Le Delta Centre-Ville, sur la rue University à l'entrée sud du centre-ville de Montréal, fermera ses portes le 31 octobre prochain. Le troisième établissement hôtelier en importance dans la région vient d'être vendu à une coentreprise internationale, dont l'identité n'a pas été révélée hier.

L'acquéreur envisage de donner une nouvelle vocation au bâtiment, voisin de l'Organisation de l'aviation civile internationale (OACI).

La nouvelle a pris par surprise l'industrie, y compris les consultants les mieux renseignés sur l'actualité hôtelière.

Pour comprendre la transaction, il faut s'attarder à l'aspect immobilier davantage qu'à l'aspect hôtelier, estime Peter Gaudet, associé senior chez Horwath Consultants. «Ça se peut qu'il y ait plus de valeur en immobilier qu'en hôtellerie», a-t-il dit dans un entretien avec La Presse.

Le Delta Centre-Ville n'avait toutefois pas à rougir de sa performance dans le marché montréalais, selon les deux spécialistes que nous avons joints. «Il performait dans la moyenne», ajoute M. Gaudet. Cela dit, l'investissement hôtelier n'est toutefois pas l'investissement immobilier le plus rentable qui soit à Montréal.

«Le taux d'occupation hôtelier à Montréal, qui tourne autour de 60% à 65%, est moindre que dans les grands centres urbains où le taux peut atteindre 90%», souligne le consultant Serge Choinière, directeur de projets chez DAA Stratégies.

Avec ses 711 chambres, le Delta Centre-Ville est le troisième hôtel en importance de la région après le Reine Elizabeth et le Centre Sheraton, mais devant le Hyatt Regency de la Place Desjardins et le Marriott Château Champlain, selon Horwatt.
========================
• [Série d'exercices]
1 > D'après l'article sur le Delta Centre-Ville, combien de chambres compte cet hôtel ?
2 > Prolongez l'article sur le Delta Centre-Ville en reprenant juste après sa dernière phrase.

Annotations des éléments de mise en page
========================
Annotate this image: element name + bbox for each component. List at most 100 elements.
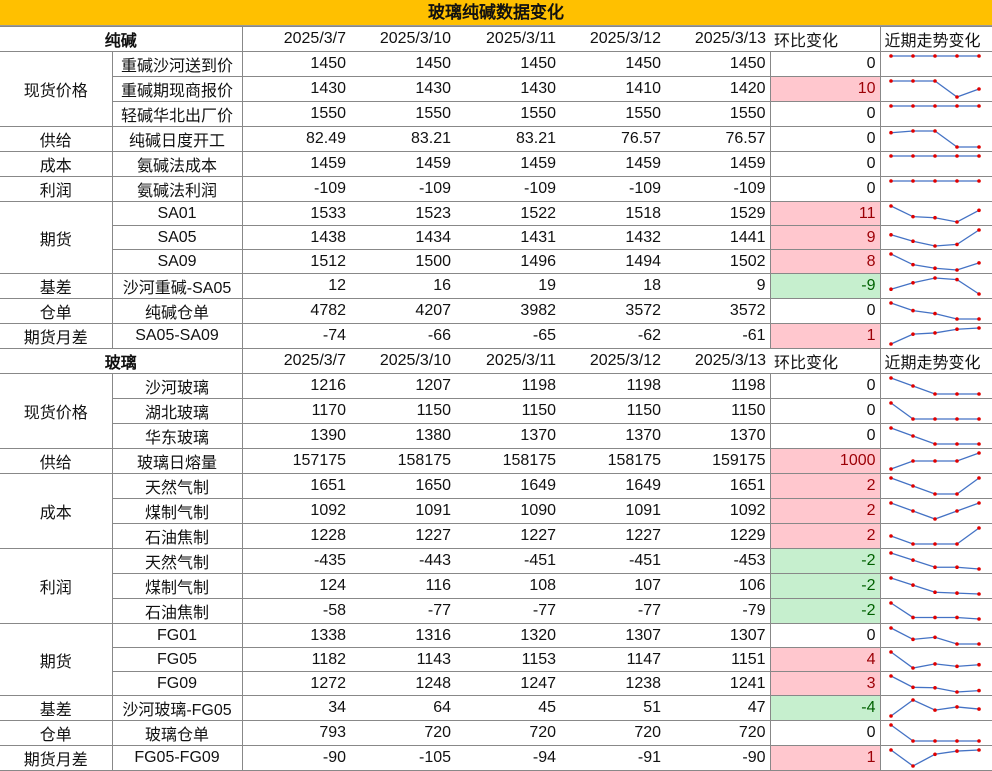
sparkline-marker [954, 417, 959, 421]
sparkline-marker [954, 509, 959, 513]
change-cell: -2 [770, 548, 881, 574]
sparkline-marker [954, 615, 959, 620]
sparkline-marker [976, 207, 981, 212]
sparkline [888, 251, 981, 272]
category-cell: 供给 [0, 126, 113, 152]
sparkline-marker [932, 79, 937, 83]
trend-sparkline-cell [880, 373, 992, 399]
sparkline-marker [910, 542, 915, 546]
value-cell: -90 [665, 745, 771, 771]
sparkline-marker [910, 281, 915, 285]
item-name: 玻璃仓单 [112, 720, 243, 746]
sparkline [888, 79, 981, 99]
item-name: 玻璃日熔量 [112, 448, 243, 474]
trend-sparkline-cell [880, 473, 992, 499]
value-cell: 1307 [560, 623, 666, 648]
value-cell: 1450 [560, 51, 666, 77]
sparkline-marker [888, 251, 893, 256]
sparkline-line [890, 327, 979, 345]
sparkline-marker [976, 617, 981, 621]
sparkline-line [890, 502, 979, 520]
item-name: SA09 [112, 249, 243, 274]
sparkline [888, 601, 981, 621]
trend-sparkline-cell [880, 51, 992, 77]
sparkline-marker [888, 401, 893, 405]
sparkline-marker [910, 384, 915, 388]
value-cell: 1420 [665, 76, 771, 102]
item-name: FG09 [112, 671, 243, 696]
sparkline-marker [910, 684, 915, 689]
change-cell: 1000 [770, 448, 881, 474]
sparkline-marker [976, 748, 981, 752]
value-cell: 64 [350, 695, 456, 721]
sparkline-marker [932, 129, 937, 133]
value-cell: 1649 [560, 473, 666, 499]
sparkline-marker [888, 426, 893, 430]
category-cell: 基差 [0, 695, 113, 721]
sparkline [888, 326, 981, 346]
item-name: SA05-SA09 [112, 323, 243, 349]
sparkline [888, 576, 981, 596]
sparkline-marker [976, 476, 981, 480]
value-cell: 158175 [455, 448, 561, 474]
sparkline-marker [954, 277, 959, 282]
sparkline-marker [888, 723, 893, 727]
sparkline-marker [888, 287, 893, 291]
item-name: 轻碱华北出厂价 [112, 101, 243, 127]
date-header: 2025/3/10 [350, 348, 456, 374]
value-cell: 1216 [242, 373, 351, 399]
item-name: 石油焦制 [112, 598, 243, 624]
sparkline [888, 376, 981, 396]
sparkline-marker [976, 317, 981, 321]
value-cell: 1370 [455, 423, 561, 449]
value-cell: 1459 [242, 151, 351, 177]
value-cell: 107 [560, 573, 666, 599]
sparkline-marker [932, 565, 937, 570]
value-cell: 158175 [560, 448, 666, 474]
trend-sparkline-cell [880, 498, 992, 524]
value-cell: 1198 [665, 373, 771, 399]
sparkline-marker [954, 442, 959, 446]
table-row: 华东玻璃 1390 1380 1370 1370 1370 0 [0, 423, 992, 449]
sparkline-marker [910, 637, 915, 641]
sparkline-line [890, 80, 979, 98]
sparkline-line [890, 402, 979, 420]
value-cell: 1496 [455, 249, 561, 274]
sparkline-marker [888, 467, 893, 471]
value-cell: -109 [665, 176, 771, 202]
value-cell: 1459 [350, 151, 456, 177]
sparkline-marker [932, 661, 937, 666]
item-name: 石油焦制 [112, 523, 243, 549]
value-cell: 1092 [242, 498, 351, 524]
sparkline-marker [976, 417, 981, 421]
category-cell: 成本 [0, 151, 113, 177]
sparkline-marker [888, 534, 893, 538]
item-name: 纯碱日度开工 [112, 126, 243, 152]
item-name: 天然气制 [112, 548, 243, 574]
trend-sparkline-cell [880, 398, 992, 424]
trend-sparkline-cell [880, 423, 992, 449]
value-cell: 16 [350, 273, 456, 299]
sparkline-marker [910, 129, 915, 133]
item-name: 重碱沙河送到价 [112, 51, 243, 77]
item-name: SA05 [112, 225, 243, 250]
value-cell: 1390 [242, 423, 351, 449]
item-name: 沙河玻璃 [112, 373, 243, 399]
value-cell: 720 [665, 720, 771, 746]
value-cell: 158175 [350, 448, 456, 474]
sparkline-marker [910, 214, 915, 218]
change-cell: -2 [770, 573, 881, 599]
value-cell: 47 [665, 695, 771, 721]
change-cell: -2 [770, 598, 881, 624]
value-cell: 793 [242, 720, 351, 746]
sparkline-marker [910, 417, 915, 421]
value-cell: 83.21 [455, 126, 561, 152]
sparkline-marker [954, 459, 959, 463]
sparkline-marker [954, 739, 959, 743]
change-cell: 1 [770, 323, 881, 349]
sparkline [888, 276, 981, 296]
sparkline-line [890, 130, 979, 148]
sparkline-marker [910, 764, 915, 768]
category-cell: 现货价格 [0, 51, 113, 127]
sparkline [888, 551, 981, 571]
========================
• [Réponses]
1 > 711 chambres.

2 >
Avec sa fermeture, c'est près de 3% de l'offre qui disparaît d'un coup, l'île de Montréal comptant 25 700 chambres.

Emplacement de choix, mais forte concurrence

L'établissement, connu pour son restaurant panoramique tournant au sommet, dispose d'un emplacement de choix avec l'essor du Vieux-Montréal et du Quartier international.

«Par contre, on a plus de concurrents avec les hôtels Westin, Embassy Suites et Dauphin, qui ont tous ouvert dans le secteur. Le Delta Centre-Ville est probablement un hôtel qui avait besoin de rénovations pour rester dans le marché», souligne Peter Gaudet.

Près de 3000 nouvelles chambres se sont ajoutées au parc hôtelier montréalais ces dernières années.

Par ailleurs, le gestionnaire de l'hôtel Delta a précisé dans un communiqué ne pas avoir participé à la décision de fermer l'établissement. Les clients qui ont réservé à une date ultérieure au 31 octobre sont invités à loger au Delta Montréal, sur l'avenue Président-Kennedy.

Delta se propose d'offrir un soutien aux employés qui perdront leur emploi et essaiera de les affecter, si possible, dans ses autres établissements. Environ 350 emplois syndiqués auprès de la Confédération des syndicats nationaux disparaissent. La convention collective arrive à échéance en octobre 2016.

Dans un communiqué, le vendeur InnVest Reit affirme avoir vendu le Delta Centre-Ville ainsi qu'un complexe multiusage à Sherbrooke pour 71,6 millions de dollars. De cette somme, 51 millions serviront au remboursement de la dette. Les frais de clôture de la transaction s'élèvent à 9 millions.

InnVest possède 134hôtels au Canada et 17 000 chambres. Environ le cinquième de son portefeuille est situé au Québec.

En ce qui concerne la vocation future de l'immeuble, les deux experts contactés n'excluent aucun scénario. À Montréal, les hôtels Renaissance, sur l'avenue du Parc, Courtyard by Marriott et le 4 Points by Sheraton ont tous été convertis en résidences de l'Université McGill.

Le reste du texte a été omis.